> WORK TO COMPLETE
Can you output the records below exactly as they are written?

> INPUT ROWS
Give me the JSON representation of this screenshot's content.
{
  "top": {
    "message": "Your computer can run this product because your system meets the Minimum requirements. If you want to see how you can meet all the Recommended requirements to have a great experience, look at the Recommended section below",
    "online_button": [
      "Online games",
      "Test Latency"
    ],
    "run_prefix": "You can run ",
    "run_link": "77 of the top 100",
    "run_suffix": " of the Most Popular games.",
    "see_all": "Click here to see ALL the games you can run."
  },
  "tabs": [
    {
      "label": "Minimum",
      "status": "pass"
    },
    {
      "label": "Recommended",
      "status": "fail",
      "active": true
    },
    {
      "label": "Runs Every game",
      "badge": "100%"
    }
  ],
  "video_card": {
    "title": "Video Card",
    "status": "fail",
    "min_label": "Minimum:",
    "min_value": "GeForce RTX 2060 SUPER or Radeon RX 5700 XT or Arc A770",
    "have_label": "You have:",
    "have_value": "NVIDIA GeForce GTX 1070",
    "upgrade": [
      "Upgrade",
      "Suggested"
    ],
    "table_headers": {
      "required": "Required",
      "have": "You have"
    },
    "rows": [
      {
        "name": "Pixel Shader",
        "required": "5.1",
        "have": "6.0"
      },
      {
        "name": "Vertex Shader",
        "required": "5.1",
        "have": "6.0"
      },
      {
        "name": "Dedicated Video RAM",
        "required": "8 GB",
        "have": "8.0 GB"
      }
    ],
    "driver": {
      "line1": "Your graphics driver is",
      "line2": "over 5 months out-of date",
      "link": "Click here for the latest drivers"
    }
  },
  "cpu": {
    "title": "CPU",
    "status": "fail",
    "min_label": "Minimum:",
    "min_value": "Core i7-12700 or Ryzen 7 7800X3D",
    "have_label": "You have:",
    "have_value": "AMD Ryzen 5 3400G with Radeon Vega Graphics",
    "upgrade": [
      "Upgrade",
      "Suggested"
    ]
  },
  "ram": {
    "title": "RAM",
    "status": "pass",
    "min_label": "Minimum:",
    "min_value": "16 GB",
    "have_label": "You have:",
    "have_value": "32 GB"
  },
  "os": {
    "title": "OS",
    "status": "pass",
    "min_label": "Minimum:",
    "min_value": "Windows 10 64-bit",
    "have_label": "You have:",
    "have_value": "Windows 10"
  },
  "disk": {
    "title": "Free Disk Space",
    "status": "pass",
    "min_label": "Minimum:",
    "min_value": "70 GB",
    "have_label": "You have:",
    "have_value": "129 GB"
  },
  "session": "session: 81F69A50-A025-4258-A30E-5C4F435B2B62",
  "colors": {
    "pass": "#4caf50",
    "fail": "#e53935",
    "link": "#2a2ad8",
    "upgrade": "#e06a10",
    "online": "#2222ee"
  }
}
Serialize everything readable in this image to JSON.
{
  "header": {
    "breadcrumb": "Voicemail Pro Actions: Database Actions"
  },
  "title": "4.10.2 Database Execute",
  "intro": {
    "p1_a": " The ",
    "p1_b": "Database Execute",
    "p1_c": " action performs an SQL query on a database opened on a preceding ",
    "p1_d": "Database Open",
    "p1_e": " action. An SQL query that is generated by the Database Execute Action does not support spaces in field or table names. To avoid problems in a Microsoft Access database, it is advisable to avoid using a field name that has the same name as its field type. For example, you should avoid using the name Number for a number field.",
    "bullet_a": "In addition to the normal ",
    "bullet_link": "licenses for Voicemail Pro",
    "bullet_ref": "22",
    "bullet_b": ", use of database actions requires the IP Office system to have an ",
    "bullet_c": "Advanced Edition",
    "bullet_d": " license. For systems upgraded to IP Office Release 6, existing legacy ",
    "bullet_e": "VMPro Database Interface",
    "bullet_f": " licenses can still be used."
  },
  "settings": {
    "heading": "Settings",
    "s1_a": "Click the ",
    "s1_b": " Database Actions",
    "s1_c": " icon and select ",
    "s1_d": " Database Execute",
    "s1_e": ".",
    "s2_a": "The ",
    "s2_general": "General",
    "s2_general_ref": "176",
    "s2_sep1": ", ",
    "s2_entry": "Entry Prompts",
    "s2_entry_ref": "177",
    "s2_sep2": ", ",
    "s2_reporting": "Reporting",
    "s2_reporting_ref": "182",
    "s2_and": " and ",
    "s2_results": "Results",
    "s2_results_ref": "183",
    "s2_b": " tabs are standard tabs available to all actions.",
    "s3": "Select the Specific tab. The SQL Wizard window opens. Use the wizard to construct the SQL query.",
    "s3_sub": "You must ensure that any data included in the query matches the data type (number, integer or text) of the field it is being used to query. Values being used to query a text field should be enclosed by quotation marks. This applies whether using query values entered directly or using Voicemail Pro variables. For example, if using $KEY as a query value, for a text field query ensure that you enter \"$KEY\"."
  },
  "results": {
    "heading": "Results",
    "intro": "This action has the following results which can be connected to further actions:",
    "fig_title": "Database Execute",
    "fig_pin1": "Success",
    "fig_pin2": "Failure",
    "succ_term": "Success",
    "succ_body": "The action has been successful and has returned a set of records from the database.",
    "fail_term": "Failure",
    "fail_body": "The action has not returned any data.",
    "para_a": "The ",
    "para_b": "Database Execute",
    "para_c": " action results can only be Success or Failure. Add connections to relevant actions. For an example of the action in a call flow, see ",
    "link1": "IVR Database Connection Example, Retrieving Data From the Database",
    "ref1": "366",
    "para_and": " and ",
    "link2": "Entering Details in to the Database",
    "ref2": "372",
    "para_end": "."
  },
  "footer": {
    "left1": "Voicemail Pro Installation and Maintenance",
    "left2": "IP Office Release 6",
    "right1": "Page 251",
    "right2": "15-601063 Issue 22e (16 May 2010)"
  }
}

> CORRECT RESULT
Give me the JSON representation of this screenshot's content.
{
  "top": {
    "message": "Your computer can run this product because your system meets the Minimum requirements. If you want to see how you can meet all the Recommended requirements to have a great experience, look at the Recommended section below",
    "online_button": [
      "Online games",
      "Test Latency"
    ],
    "run_prefix": "You can run ",
    "run_link": "77 of the top 100",
    "run_suffix": " of the Most Popular games.",
    "see_all": "Click here to see ALL the games you can run."
  },
  "tabs": [
    {
      "label": "Minimum",
      "status": "pass"
    },
    {
      "label": "Recommended",
      "status": "fail",
      "active": true
    },
    {
      "label": "Runs Every game",
      "badge": "100%"
    }
  ],
  "video_card": {
    "title": "Video Card",
    "status": "fail",
    "min_label": "Minimum:",
    "min_value": "GeForce RTX 2060 SUPER or Radeon RX 5700 XT or Arc A770",
    "have_label": "You have:",
    "have_value": "NVIDIA GeForce GTX 1070",
    "upgrade": [
      "Upgrade",
      "Suggested"
    ],
    "table_headers": {
      "required": "Required",
      "have": "You have"
    },
    "rows": [
      {
        "name": "Pixel Shader",
        "required": "5.1",
        "have": "6.0"
      },
      {
        "name": "Vertex Shader",
        "required": "5.1",
        "have": "6.0"
      },
      {
        "name": "Dedicated Video RAM",
        "required": "8 GB",
        "have": "8.0 GB"
      }
    ],
    "driver": {
      "line1": "Your graphics driver is",
      "line2": "over 5 months out-of date",
      "link": "Click here for the latest drivers"
    }
  },
  "cpu": {
    "title": "CPU",
    "status": "fail",
    "min_label": "Minimum:",
    "min_value": "Core i7-12700 or Ryzen 7 7800X3D",
    "have_label": "You have:",
    "have_value": "AMD Ryzen 5 3400G with Radeon Vega Graphics",
    "upgrade": [
      "Upgrade",
      "Suggested"
    ]
  },
  "ram": {
    "title": "RAM",
    "status": "pass",
    "min_label": "Minimum:",
    "min_value": "16 GB",
    "have_label": "You have:",
    "have_value": "32 GB"
  },
  "os": {
    "title": "OS",
    "status": "pass",
    "min_label": "Minimum:",
    "min_value": "Windows 10 64-bit",
    "have_label": "You have:",
    "have_value": "Windows 10"
  },
  "disk": {
    "title": "Free Disk Space",
    "status": "pass",
    "min_label": "Minimum:",
    "min_value": "70 GB",
    "have_label": "You have:",
    "have_value": "129 GB"
  },
  "session": "session: 81F69A50-A025-4258-A30E-5C4F435B2B62",
  "colors": {
    "pass": "#4caf50",
    "fail": "#e53935",
    "link": "#2a2ad8",
    "upgrade": "#e06a10",
    "online": "#2222ee"
  }
}
Serialize everything readable in this image to JSON.
{
  "header": {
    "breadcrumb": "Voicemail Pro Actions: Database Actions"
  },
  "title": "4.10.2 Database Execute",
  "intro": {
    "p1_a": " The ",
    "p1_b": "Database Execute",
    "p1_c": " action performs an SQL query on a database opened on a preceding ",
    "p1_d": "Database Open",
    "p1_e": " action. An SQL query that is generated by the Database Execute Action does not support spaces in field or table names. To avoid problems in a Microsoft Access database, it is advisable to avoid using a field name that has the same name as its field type. For example, you should avoid using the name Number for a number field.",
    "bullet_a": "In addition to the normal ",
    "bullet_link": "licenses for Voicemail Pro",
    "bullet_ref": "22",
    "bullet_b": ", use of database actions requires the IP Office system to have an ",
    "bullet_c": "Advanced Edition",
    "bullet_d": " license. For systems upgraded to IP Office Release 6, existing legacy ",
    "bullet_e": "VMPro Database Interface",
    "bullet_f": " licenses can still be used."
  },
  "settings": {
    "heading": "Settings",
    "s1_a": "Click the ",
    "s1_b": " Database Actions",
    "s1_c": " icon and select ",
    "s1_d": " Database Execute",
    "s1_e": ".",
    "s2_a": "The ",
    "s2_general": "General",
    "s2_general_ref": "176",
    "s2_sep1": ", ",
    "s2_entry": "Entry Prompts",
    "s2_entry_ref": "177",
    "s2_sep2": ", ",
    "s2_reporting": "Reporting",
    "s2_reporting_ref": "182",
    "s2_and": " and ",
    "s2_results": "Results",
    "s2_results_ref": "183",
    "s2_b": " tabs are standard tabs available to all actions.",
    "s3": "Select the Specific tab. The SQL Wizard window opens. Use the wizard to construct the SQL query.",
    "s3_sub": "You must ensure that any data included in the query matches the data type (number, integer or text) of the field it is being used to query. Values being used to query a text field should be enclosed by quotation marks. This applies whether using query values entered directly or using Voicemail Pro variables. For example, if using $KEY as a query value, for a text field query ensure that you enter \"$KEY\"."
  },
  "results": {
    "heading": "Results",
    "intro": "This action has the following results which can be connected to further actions:",
    "fig_title": "Database Execute",
    "fig_pin1": "Success",
    "fig_pin2": "Failure",
    "succ_term": "Success",
    "succ_body": "The action has been successful and has returned a set of records from the database.",
    "fail_term": "Failure",
    "fail_body": "The action has not returned any data.",
    "para_a": "The ",
    "para_b": "Database Execute",
    "para_c": " action results can only be Success or Failure. Add connections to relevant actions. For an example of the action in a call flow, see ",
    "link1": "IVR Database Connection Example, Retrieving Data From the Database",
    "ref1": "366",
    "para_and": " and ",
    "link2": "Entering Details in to the Database",
    "ref2": "372",
    "para_end": "."
  },
  "footer": {
    "left1": "Voicemail Pro Installation and Maintenance",
    "left2": "IP Office Release 6",
    "right1": "Page 251",
    "right2": "15-601063 Issue 22e (16 May 2010)"
  }
}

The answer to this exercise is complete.